__Document passage__.
Mary-Dulany James (born February 1, 1960) is an American politician who has represented District 34 in the Maryland Senate since 2023. She was previously a member of the District 34A in the Maryland House of Delegates for sixteen years, representing Harford and Cecil Counties along the U.S. Route 40 corridor. Mary-Dulany James represented district 34A, formerly district 34, for 16 years having first been elected in 1998.

In 2014 and 2018, James unsuccessfully ran for the Maryland Senate in District 34. In 2022, she launched her third bid for the state senate seat, this time defeating Deputy Secretary of the Maryland Department of Disabilities and former state delegate Christian Miele in the general election.

Early life, education, career
James was born in Baltimore, Maryland, to father William S. James, then a state senator for Harford County, and mother Margaret James, a homemaker. She grew up and still lives on her family's farm in Harford County, and attended Havre De Grace High School and the University of Maryland, College Park where she earned a B.S. in psychology with honors in 1981. James attended the University of Maryland School of Law, earning a Juris Doctor degree with honors in 1986. While studying for the bar exam, she clerked for Judge Edward Skottowe Northrop in the U.S. District Court for the District of Maryland. She was admitted to Maryland Bar in 1986. She worked for law firms in Baltimore, then set up her own practice in Harford County where she lived.

__Problems to work on__.
• 1. Answer these questions about the biography:
(a) In what year was James first elected?
(b) Whom did she defeat in the 2022 general election?
(c) Which judge did she clerk for while studying for the bar exam?
• 2. Return the stretch of the biography that begins at the words "Mary-Dulany James (born" and stops after "elected in 1998.", copied word for word.

__Items__.
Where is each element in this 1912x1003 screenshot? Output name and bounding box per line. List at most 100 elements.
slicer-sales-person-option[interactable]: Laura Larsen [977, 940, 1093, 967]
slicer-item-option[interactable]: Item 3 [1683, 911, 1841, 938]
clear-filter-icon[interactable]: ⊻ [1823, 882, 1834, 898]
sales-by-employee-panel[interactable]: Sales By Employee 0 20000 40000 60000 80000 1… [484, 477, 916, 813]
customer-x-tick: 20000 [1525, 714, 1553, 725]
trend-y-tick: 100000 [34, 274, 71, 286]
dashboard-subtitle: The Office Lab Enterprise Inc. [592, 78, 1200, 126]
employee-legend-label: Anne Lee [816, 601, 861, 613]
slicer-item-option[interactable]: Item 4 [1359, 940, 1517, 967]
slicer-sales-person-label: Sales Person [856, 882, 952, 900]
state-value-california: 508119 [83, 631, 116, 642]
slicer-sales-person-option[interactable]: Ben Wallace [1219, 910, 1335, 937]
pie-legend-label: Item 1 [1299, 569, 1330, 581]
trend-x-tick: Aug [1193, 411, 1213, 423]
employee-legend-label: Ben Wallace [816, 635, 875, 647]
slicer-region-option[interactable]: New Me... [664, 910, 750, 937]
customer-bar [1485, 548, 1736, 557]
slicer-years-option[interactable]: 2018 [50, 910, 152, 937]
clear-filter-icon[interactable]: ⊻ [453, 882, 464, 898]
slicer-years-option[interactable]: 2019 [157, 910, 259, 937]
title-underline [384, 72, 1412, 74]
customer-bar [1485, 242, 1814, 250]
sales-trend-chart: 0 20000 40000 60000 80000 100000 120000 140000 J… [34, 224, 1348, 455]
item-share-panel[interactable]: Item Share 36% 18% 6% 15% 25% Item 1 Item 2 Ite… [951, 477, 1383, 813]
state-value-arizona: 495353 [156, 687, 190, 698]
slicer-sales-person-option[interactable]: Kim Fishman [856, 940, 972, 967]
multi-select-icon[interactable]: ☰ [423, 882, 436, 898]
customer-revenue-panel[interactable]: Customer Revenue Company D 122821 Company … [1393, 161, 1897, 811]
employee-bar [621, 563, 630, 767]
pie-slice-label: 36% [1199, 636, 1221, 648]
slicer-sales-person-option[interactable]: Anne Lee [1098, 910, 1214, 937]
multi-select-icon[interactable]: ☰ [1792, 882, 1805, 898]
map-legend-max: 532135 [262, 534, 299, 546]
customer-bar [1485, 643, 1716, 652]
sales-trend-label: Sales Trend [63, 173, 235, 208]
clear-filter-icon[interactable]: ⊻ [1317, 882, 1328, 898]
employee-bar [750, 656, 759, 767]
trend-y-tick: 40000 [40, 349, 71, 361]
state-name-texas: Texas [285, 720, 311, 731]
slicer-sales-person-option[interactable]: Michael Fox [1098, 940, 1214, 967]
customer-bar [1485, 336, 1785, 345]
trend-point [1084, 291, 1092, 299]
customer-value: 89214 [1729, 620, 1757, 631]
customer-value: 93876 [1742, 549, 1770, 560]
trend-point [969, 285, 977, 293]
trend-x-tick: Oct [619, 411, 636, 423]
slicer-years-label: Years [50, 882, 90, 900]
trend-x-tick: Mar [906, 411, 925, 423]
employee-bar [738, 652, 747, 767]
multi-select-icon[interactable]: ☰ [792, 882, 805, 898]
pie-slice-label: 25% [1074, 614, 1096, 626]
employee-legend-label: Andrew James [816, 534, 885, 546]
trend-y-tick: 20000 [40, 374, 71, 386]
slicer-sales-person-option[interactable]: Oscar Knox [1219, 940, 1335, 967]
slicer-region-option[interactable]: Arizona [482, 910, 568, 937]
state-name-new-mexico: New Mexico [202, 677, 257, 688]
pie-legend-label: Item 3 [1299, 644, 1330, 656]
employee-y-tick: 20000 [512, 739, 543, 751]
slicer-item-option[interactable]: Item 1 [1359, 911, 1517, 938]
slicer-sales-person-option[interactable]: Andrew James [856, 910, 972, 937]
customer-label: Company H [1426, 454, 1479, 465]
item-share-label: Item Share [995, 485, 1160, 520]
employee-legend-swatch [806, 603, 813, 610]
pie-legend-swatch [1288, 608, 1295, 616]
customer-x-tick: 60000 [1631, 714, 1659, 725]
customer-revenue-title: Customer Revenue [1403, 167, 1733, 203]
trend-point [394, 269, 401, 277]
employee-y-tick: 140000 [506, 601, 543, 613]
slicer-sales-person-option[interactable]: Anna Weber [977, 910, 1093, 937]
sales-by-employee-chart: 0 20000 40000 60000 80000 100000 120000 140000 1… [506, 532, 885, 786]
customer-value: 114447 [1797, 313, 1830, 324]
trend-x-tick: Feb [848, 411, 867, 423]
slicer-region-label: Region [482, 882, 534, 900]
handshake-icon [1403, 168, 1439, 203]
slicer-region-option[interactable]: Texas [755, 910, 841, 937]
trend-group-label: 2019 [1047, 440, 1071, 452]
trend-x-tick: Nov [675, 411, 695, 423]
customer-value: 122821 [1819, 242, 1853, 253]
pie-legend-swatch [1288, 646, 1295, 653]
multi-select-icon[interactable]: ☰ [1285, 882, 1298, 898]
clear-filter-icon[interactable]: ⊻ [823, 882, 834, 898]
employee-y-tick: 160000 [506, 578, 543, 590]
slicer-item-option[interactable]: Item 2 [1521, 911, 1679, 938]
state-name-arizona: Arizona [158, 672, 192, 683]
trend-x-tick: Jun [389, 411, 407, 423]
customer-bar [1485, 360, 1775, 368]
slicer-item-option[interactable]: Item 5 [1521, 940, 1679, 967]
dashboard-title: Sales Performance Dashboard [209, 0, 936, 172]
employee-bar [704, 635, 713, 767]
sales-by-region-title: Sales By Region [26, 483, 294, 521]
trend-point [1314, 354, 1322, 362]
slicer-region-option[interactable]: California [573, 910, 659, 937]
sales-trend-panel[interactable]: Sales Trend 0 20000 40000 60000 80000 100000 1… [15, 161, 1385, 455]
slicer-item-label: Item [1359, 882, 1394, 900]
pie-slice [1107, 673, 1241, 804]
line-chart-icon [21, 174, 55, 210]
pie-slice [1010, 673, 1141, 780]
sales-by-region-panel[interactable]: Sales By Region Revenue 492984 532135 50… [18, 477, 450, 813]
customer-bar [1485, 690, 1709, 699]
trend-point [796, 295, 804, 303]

__Answers to the tasks__.
• 1.
(a) 1998
(b) Christian Miele
(c) Judge Edward Skottowe Northrop

• 2.
Mary-Dulany James (born February 1, 1960) is an American politician who has represented District 34 in the Maryland Senate since 2023. She was previously a member of the District 34A in the Maryland House of Delegates for sixteen years, representing Harford and Cecil Counties along the U.S. Route 40 corridor. Mary-Dulany James represented district 34A, formerly district 34, for 16 years having first been elected in 1998.